**WHAT YOU WILL DO:** Pictures do not belong in the copy. Return all of the entries exactly.

(Stored data)
------------------------
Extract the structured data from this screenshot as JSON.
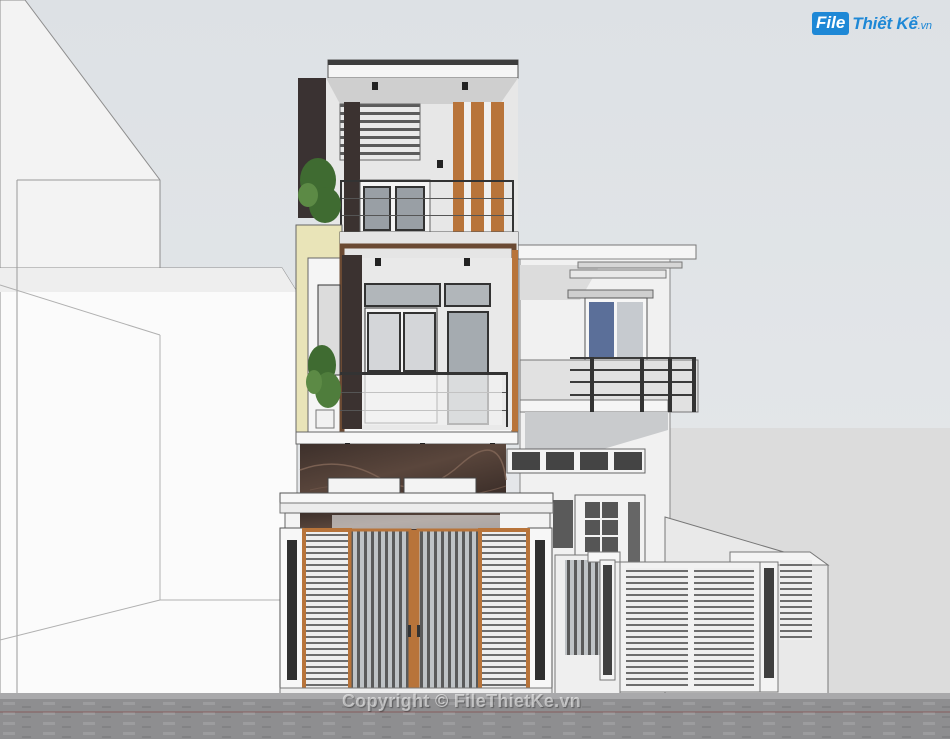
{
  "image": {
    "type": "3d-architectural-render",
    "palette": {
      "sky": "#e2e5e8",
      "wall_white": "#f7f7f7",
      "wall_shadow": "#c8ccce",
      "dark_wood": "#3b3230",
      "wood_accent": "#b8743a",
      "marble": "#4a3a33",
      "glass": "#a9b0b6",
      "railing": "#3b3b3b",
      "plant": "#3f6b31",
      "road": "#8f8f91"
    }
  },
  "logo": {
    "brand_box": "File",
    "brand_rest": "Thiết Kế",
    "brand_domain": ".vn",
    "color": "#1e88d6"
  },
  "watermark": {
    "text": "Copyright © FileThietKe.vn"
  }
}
------------------------
**WRITTEN SOLUTION:**
Extract the structured data from this screenshot as JSON.
{
  "image": {
    "type": "3d-architectural-render",
    "palette": {
      "sky": "#e2e5e8",
      "wall_white": "#f7f7f7",
      "wall_shadow": "#c8ccce",
      "dark_wood": "#3b3230",
      "wood_accent": "#b8743a",
      "marble": "#4a3a33",
      "glass": "#a9b0b6",
      "railing": "#3b3b3b",
      "plant": "#3f6b31",
      "road": "#8f8f91"
    }
  },
  "logo": {
    "brand_box": "File",
    "brand_rest": "Thiết Kế",
    "brand_domain": ".vn",
    "color": "#1e88d6"
  },
  "watermark": {
    "text": "Copyright © FileThietKe.vn"
  }
}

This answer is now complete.